What is being asked. Copy out every line that contains the word "green".

Supplied material.
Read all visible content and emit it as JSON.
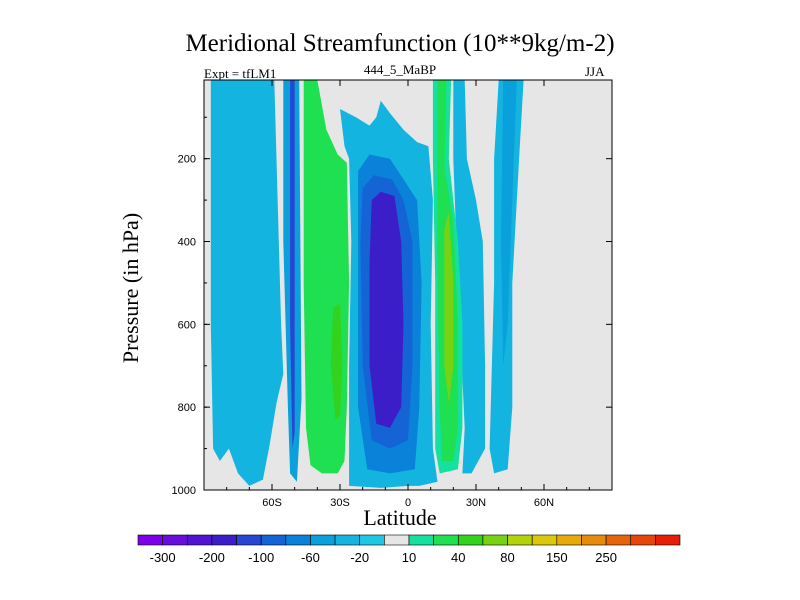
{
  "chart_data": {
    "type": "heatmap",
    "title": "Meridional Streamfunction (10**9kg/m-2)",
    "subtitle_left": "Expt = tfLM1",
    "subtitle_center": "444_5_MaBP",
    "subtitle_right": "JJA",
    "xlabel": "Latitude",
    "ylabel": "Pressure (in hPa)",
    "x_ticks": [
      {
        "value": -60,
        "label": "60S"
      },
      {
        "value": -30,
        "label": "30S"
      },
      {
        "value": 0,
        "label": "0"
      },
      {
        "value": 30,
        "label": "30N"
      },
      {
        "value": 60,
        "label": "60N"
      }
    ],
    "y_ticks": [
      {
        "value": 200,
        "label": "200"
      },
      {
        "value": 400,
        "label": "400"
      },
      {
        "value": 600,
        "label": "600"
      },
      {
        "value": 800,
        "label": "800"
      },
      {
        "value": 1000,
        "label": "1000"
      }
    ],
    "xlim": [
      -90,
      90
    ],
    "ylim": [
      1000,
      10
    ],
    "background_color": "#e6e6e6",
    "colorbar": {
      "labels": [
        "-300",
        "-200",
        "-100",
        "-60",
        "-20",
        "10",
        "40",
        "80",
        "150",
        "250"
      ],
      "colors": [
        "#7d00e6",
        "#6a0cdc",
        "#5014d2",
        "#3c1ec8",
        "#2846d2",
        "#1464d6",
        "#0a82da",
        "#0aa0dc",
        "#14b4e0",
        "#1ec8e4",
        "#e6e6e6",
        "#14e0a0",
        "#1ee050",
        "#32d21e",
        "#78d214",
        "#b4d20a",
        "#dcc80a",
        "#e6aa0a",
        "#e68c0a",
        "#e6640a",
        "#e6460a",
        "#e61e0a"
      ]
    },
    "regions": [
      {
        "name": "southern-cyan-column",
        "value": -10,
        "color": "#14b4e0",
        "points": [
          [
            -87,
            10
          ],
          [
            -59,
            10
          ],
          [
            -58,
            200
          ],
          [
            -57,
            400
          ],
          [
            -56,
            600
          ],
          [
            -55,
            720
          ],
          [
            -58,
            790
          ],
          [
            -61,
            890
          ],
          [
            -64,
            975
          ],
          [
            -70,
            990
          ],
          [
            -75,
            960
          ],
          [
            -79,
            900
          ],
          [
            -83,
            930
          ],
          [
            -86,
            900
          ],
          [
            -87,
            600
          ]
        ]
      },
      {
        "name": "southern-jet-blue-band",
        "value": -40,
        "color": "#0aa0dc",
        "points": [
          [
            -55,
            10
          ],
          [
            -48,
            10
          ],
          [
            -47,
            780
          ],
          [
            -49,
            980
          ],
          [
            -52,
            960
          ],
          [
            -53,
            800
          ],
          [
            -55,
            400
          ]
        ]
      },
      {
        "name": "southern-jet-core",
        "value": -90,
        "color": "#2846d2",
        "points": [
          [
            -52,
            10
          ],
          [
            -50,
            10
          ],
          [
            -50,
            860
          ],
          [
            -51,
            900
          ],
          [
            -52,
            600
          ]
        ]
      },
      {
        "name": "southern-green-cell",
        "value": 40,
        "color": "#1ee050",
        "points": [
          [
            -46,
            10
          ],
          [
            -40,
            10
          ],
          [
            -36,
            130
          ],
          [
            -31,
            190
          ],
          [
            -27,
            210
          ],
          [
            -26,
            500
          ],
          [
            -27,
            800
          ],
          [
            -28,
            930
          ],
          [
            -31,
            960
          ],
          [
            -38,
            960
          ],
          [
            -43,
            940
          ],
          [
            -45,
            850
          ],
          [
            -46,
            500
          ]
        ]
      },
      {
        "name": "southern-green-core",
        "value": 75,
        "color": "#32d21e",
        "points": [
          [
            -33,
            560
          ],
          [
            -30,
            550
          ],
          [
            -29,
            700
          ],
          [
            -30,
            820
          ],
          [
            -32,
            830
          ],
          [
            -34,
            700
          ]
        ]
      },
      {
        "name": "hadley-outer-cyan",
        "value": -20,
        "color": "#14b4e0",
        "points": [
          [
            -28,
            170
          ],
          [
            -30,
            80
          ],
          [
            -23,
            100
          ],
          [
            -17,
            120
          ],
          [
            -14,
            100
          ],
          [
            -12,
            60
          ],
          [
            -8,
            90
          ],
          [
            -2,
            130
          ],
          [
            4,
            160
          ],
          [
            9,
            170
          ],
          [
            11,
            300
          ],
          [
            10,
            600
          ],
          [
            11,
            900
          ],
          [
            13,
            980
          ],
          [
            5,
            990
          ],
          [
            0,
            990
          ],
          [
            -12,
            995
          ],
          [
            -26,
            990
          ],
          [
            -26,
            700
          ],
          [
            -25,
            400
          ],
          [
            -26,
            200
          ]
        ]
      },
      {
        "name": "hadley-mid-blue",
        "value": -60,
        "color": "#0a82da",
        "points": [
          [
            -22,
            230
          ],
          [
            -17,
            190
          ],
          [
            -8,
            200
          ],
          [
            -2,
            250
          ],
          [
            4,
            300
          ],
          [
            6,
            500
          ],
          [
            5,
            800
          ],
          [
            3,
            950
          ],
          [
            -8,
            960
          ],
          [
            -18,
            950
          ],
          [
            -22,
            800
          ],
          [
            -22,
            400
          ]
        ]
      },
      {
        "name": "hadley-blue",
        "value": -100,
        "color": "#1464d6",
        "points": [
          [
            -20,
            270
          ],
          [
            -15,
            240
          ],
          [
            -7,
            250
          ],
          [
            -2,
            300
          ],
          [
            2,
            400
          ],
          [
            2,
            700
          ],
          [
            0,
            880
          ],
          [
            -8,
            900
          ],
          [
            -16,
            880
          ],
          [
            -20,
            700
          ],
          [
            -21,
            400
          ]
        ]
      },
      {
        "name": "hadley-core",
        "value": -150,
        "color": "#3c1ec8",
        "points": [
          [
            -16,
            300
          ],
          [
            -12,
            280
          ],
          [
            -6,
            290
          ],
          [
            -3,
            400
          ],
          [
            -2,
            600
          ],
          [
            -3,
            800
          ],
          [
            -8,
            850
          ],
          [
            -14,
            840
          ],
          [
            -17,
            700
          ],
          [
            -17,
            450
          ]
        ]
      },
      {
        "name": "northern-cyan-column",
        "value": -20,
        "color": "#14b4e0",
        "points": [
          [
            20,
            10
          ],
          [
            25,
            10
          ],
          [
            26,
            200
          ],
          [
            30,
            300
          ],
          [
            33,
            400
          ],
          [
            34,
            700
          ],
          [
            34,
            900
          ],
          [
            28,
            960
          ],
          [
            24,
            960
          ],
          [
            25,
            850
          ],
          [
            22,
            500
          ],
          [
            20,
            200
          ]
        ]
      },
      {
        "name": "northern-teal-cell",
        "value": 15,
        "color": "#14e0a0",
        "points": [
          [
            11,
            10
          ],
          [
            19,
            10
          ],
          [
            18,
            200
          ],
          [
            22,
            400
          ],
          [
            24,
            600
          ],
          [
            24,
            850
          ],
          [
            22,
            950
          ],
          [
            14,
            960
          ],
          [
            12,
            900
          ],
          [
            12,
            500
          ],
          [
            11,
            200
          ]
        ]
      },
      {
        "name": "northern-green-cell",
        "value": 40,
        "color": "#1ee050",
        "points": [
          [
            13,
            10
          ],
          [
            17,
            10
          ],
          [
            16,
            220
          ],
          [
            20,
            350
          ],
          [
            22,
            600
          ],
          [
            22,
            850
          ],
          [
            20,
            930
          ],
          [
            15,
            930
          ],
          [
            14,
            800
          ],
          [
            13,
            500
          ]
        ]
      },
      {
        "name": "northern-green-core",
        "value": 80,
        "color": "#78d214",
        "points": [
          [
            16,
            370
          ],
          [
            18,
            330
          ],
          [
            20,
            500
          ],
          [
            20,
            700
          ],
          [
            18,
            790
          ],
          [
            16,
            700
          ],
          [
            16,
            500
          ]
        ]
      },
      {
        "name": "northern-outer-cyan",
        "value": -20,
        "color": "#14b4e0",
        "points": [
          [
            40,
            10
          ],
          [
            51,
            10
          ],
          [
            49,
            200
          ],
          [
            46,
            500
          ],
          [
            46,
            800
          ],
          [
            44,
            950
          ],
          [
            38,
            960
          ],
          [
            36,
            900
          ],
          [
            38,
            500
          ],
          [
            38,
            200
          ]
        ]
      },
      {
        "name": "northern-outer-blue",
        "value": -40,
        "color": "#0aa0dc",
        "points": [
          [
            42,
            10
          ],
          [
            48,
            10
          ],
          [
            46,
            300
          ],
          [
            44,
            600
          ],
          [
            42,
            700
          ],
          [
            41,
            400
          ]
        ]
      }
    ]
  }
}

Final answer.
        "name": "southern-green-cell",
        "name": "southern-green-core",
        "name": "northern-green-cell",
        "name": "northern-green-core",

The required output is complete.